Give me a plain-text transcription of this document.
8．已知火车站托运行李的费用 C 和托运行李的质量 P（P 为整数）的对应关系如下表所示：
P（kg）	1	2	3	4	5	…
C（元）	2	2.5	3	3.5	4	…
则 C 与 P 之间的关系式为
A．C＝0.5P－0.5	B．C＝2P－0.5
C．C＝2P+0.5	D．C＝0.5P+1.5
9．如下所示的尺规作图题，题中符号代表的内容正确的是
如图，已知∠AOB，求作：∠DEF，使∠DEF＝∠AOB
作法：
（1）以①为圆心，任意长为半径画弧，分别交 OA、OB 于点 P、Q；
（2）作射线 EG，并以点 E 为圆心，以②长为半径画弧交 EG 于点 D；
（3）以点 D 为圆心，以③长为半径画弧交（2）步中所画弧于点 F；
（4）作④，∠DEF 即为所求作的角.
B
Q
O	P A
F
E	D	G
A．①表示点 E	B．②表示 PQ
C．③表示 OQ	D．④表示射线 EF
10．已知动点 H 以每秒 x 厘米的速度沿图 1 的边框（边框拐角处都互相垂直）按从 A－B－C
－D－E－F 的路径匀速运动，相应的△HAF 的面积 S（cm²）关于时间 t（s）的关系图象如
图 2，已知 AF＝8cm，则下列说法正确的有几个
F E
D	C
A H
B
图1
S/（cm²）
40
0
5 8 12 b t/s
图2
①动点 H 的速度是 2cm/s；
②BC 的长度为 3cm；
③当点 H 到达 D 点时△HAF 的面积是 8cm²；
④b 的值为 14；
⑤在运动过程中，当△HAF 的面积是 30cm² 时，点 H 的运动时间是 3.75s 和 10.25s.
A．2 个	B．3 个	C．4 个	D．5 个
==================================================
> **TASK DIRECTIONS**: Please repeat the material above, word for word and in full.

> **REPLY**:
Give me a plain-text transcription of this document.
8．已知火车站托运行李的费用 C 和托运行李的质量 P（P 为整数）的对应关系如下表所示：
P（kg）	1	2	3	4	5	…
C（元）	2	2.5	3	3.5	4	…
则 C 与 P 之间的关系式为
A．C＝0.5P－0.5	B．C＝2P－0.5
C．C＝2P+0.5	D．C＝0.5P+1.5
9．如下所示的尺规作图题，题中符号代表的内容正确的是
如图，已知∠AOB，求作：∠DEF，使∠DEF＝∠AOB
作法：
（1）以①为圆心，任意长为半径画弧，分别交 OA、OB 于点 P、Q；
（2）作射线 EG，并以点 E 为圆心，以②长为半径画弧交 EG 于点 D；
（3）以点 D 为圆心，以③长为半径画弧交（2）步中所画弧于点 F；
（4）作④，∠DEF 即为所求作的角.
B
Q
O	P A
F
E	D	G
A．①表示点 E	B．②表示 PQ
C．③表示 OQ	D．④表示射线 EF
10．已知动点 H 以每秒 x 厘米的速度沿图 1 的边框（边框拐角处都互相垂直）按从 A－B－C
－D－E－F 的路径匀速运动，相应的△HAF 的面积 S（cm²）关于时间 t（s）的关系图象如
图 2，已知 AF＝8cm，则下列说法正确的有几个
F E
D	C
A H
B
图1
S/（cm²）
40
0
5 8 12 b t/s
图2
①动点 H 的速度是 2cm/s；
②BC 的长度为 3cm；
③当点 H 到达 D 点时△HAF 的面积是 8cm²；
④b 的值为 14；
⑤在运动过程中，当△HAF 的面积是 30cm² 时，点 H 的运动时间是 3.75s 和 10.25s.
A．2 个	B．3 个	C．4 个	D．5 个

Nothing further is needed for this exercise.